To calculate NRR, you take your starting MRR and add to it the recurring revenue you generated by upselling and cross-selling to the same customer base (expansion MRR). You then subtract from that figure the lost revenue caused by customers switching to lower-level plans and the churned MRR from the cancellations. You then divide this figure by the starting MRR number and multiply it by 100.

NRR = [(Starting MRR + Expansion MRR — Contraction MRR — Churned MRR) / Starting MRR] X 100

Why does NRR matter?

Positive NRR proves that you do not have a leaky bucket and that you add to your revenue faster than your customers cancel or downgrade their subscriptions. That’s why SaaS companies with high NRRs tend to receive much higher valuations than the ones with low NRRs.

NRR can be seen as the 'north star metric' for SaaS businesses because it gives you the bottom line of all your activities. Rather than maniacally marketing your product to potential customers, this metric emphasizes the need to keep existing customers happy. NRR is probably the metric that Airbnb CEO Brian Chesky had in mind when he said, “Build something 100 people love, not something 1 million people kind of like.” NRR highlights the fact that SaaS startups should take customer success seriously.

5 - Customer Lifetime Value (CLV or CLTV)

**Source material**
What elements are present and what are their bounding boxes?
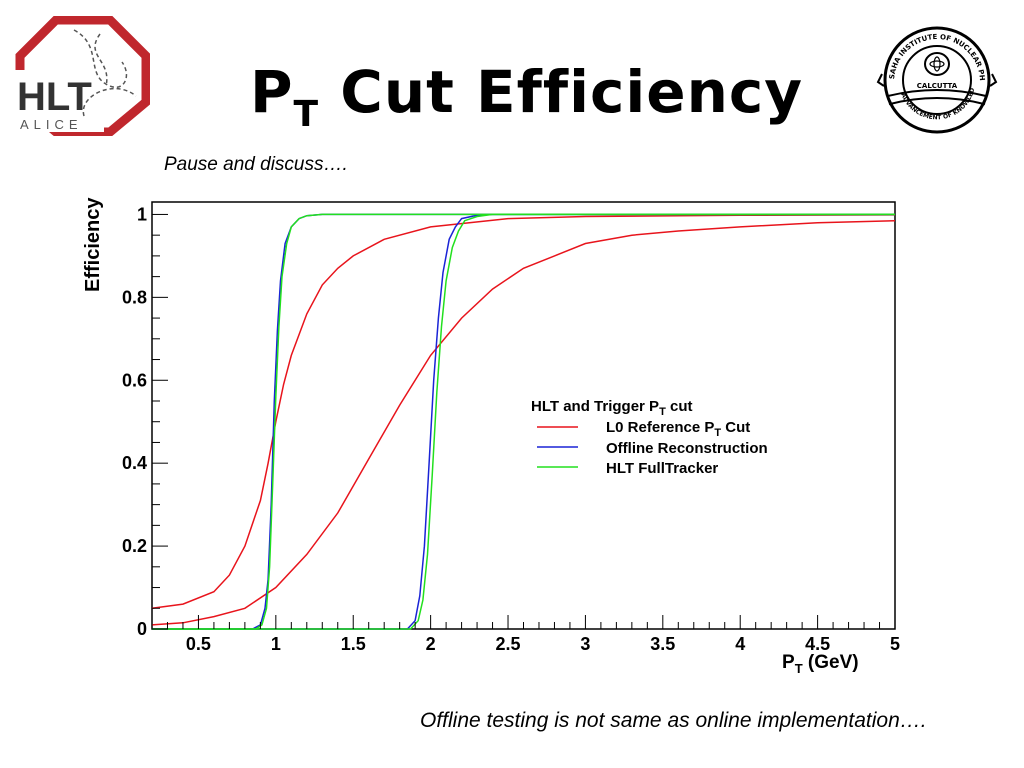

**Written exercise**
Can you reproduce the part of the net revenue retention passage starting with "Positive NRR proves" and going on through "with low NRRs."? The material is separate from the passage on net revenue retention.

**The answer**
Positive NRR proves that you do not have a leaky bucket and that you add to your revenue faster than your customers cancel or downgrade their subscriptions. That’s why SaaS companies with high NRRs tend to receive much higher valuations than the ones with low NRRs.